┌─ Extrait du document
Bonjour,
On se demande parfois qui donc sont ces "touristes" britanniques croisés sur nos champs de bataille et dans nos cimetières. L'un d'eux a publié un best-seller sur son grand-oncle Harry mort au combat en 1916 dans la Somme. Quelques extraits. Traduction rapide.

- Soldats néo-zélandais, 15 septembre 1916.
Photographe lieutenant Brooks, référence IWM Q 1309. - New_Zealand_trench_Flers_September_1916.jpg (526.95 Kio) Consulté 879 fois
Extrait N°1 :
Lorsque j'ai parcouru le champ de bataille de la Somme dans les pas des Néo-Zélandais, je me suis arrêté un moment d'un côté d'une pente peu profonde et j'ai regardé le bois de Mametz, près de cent sept ans après qu'Harry et ses compagnons d'infanterie eurent établi leur campement à proximité. L'endroit a l'air parfaitement innocent. Une douce pente verte y monte, elle semble bien inoffensive. Les arbres s'élèvent, grands, touffus, calmes dans l'air immobile. Les oiseaux vont et viennent. C'est une oasis de paix parfaite.
Mais même aujourd'hui, il est impossible de ne pas se rappeler ce qui s'est passé ici il y a plus d'un siècle : sur une colline située juste derrière, un impressionnant dragon rouge se dresse sur son socle pour commémorer les hommes de la 38e division galloise qui ont pris ce bois après une bataille féroce au cours de laquelle 4 000 hommes ont été tués ou blessés.
Lorsque le poète Siegfried Sassoon s'est approché de Mametz en 1916, il l'a vu "se profilant sur la pente opposée, un bois dense de vieux arbres et de broussailles, tel un mur fatal et menaçant". Lorsque Harry y dormit deux mois plus tard, les tilleuls, les chênes et les charmes n'étaient plus qu'un tapis de souches brisées et l'odeur de la mort flottait sur ce qui restait du sous-bois. Et lorsqu'il s'est couché pour la nuit, il savait pertinemment que même si les Allemands avaient pu être forcés de quitter le bois de Mametz, ils s'étaient installés dans des tranchées profondes dans d'autres bois à proximité, en attendant de riposter. Harry aura su que c'était le cas, mais ça ne l'aura pas préoccupé. En effet, je soupçonne qu'il m'aurait regardé avec pitié s'il avait lu ce que son petit-neveu venait d'écrire. Le samedi 9 septembre, alors qu'il se trouvait au cœur du bois, Harry trouva de la place pour une dernière note dans son carnet densément rempli, de format poche, à la couverture pourpre : "Obligé de dormir à la belle étoile, j'ai eu plutôt froid car il y avait une forte rosée et de la brume le matin." Typique de Harry. Terre-à-terre, pratique, sans jugement ni spéculation. Juste un autre jour comme les autres. "Parades le matin et inspections l'après-midi, comme d'habitude, etc ..."
└─
┌─ Enregistrements
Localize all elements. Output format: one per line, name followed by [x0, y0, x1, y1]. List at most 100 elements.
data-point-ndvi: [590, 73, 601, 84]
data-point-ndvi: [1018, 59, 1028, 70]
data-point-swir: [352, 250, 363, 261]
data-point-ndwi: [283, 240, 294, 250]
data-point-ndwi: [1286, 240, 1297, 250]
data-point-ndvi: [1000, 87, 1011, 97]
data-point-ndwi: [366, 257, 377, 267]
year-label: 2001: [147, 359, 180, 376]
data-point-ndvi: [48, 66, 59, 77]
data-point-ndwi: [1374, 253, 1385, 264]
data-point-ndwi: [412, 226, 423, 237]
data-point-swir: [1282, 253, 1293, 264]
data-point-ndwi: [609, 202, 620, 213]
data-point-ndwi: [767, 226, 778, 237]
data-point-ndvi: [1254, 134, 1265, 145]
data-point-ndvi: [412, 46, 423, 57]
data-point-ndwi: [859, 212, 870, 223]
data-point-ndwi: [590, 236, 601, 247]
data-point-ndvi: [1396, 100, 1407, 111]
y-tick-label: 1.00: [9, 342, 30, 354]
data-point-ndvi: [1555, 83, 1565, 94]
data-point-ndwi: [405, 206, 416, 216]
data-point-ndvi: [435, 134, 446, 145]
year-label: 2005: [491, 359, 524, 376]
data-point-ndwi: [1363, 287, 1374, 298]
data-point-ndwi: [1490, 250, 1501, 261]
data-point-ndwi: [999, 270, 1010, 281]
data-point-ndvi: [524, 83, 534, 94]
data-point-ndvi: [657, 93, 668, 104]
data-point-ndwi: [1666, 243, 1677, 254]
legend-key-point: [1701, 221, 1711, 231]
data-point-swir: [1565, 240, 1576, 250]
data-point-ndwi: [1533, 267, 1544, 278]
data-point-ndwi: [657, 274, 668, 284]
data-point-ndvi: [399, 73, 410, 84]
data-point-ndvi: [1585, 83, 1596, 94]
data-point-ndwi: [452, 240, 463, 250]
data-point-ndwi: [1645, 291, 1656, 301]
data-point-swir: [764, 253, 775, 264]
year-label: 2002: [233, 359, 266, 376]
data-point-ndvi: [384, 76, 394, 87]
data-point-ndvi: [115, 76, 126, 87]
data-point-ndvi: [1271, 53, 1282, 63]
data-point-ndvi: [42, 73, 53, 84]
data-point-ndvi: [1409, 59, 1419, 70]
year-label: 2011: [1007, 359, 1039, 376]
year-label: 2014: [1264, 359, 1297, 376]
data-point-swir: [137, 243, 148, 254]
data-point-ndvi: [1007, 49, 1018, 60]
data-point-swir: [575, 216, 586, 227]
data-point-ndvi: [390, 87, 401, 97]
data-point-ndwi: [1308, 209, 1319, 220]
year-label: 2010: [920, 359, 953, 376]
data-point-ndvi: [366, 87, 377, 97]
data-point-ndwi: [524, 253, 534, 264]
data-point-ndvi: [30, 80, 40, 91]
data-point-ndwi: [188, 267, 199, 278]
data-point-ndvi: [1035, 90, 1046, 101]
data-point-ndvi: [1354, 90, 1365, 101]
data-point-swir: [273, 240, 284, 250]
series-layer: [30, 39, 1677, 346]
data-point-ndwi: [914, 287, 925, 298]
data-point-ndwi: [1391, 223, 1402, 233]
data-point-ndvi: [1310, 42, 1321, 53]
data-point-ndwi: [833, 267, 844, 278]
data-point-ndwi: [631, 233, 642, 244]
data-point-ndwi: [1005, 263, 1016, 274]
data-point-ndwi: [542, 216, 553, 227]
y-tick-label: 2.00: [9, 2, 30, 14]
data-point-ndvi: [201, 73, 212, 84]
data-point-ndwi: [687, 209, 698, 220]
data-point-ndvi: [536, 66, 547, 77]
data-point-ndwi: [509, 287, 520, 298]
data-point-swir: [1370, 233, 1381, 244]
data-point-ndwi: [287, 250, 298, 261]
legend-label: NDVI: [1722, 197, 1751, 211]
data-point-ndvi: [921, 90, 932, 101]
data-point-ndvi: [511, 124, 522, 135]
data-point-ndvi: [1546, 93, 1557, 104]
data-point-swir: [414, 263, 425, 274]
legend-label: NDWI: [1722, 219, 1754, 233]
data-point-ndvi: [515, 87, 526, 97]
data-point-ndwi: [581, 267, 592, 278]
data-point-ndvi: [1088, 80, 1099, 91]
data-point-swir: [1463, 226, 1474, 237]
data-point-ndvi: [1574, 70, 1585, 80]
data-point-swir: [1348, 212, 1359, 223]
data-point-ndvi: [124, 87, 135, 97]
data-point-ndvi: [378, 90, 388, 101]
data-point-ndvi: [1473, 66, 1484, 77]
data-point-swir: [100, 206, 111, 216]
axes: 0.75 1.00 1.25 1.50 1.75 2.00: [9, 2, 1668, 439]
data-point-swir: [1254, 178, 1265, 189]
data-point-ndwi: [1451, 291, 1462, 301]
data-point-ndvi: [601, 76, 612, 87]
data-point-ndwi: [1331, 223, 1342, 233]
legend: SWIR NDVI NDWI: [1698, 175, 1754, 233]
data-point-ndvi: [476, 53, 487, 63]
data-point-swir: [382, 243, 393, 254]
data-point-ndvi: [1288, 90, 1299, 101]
└─
● **Tâches à réaliser**:
1 > D'après l'extrait sur le grand-oncle Harry, combien d'hommes ont été tués ou blessés lors de la bataille où la 38e division galloise a pris le bois de Mametz ?
2 > Recopiez à l'identique le passage des enregistrements qui va de leur début jusqu'à la ligne contenant "data-point-ndwi: [767, 226, 778, 237]", cette ligne comprise.
Le texte et les enregistrements n'ont aucun lien entre eux.

● **Corrigé**:
1 > 4 000 hommes.

2 >
Localize all elements. Output format: one per line, name followed by [x0, y0, x1, y1]. List at most 100 elements.
data-point-ndvi: [590, 73, 601, 84]
data-point-ndvi: [1018, 59, 1028, 70]
data-point-swir: [352, 250, 363, 261]
data-point-ndwi: [283, 240, 294, 250]
data-point-ndwi: [1286, 240, 1297, 250]
data-point-ndvi: [1000, 87, 1011, 97]
data-point-ndwi: [366, 257, 377, 267]
year-label: 2001: [147, 359, 180, 376]
data-point-ndvi: [48, 66, 59, 77]
data-point-ndwi: [1374, 253, 1385, 264]
data-point-ndwi: [412, 226, 423, 237]
data-point-swir: [1282, 253, 1293, 264]
data-point-ndwi: [609, 202, 620, 213]
data-point-ndwi: [767, 226, 778, 237]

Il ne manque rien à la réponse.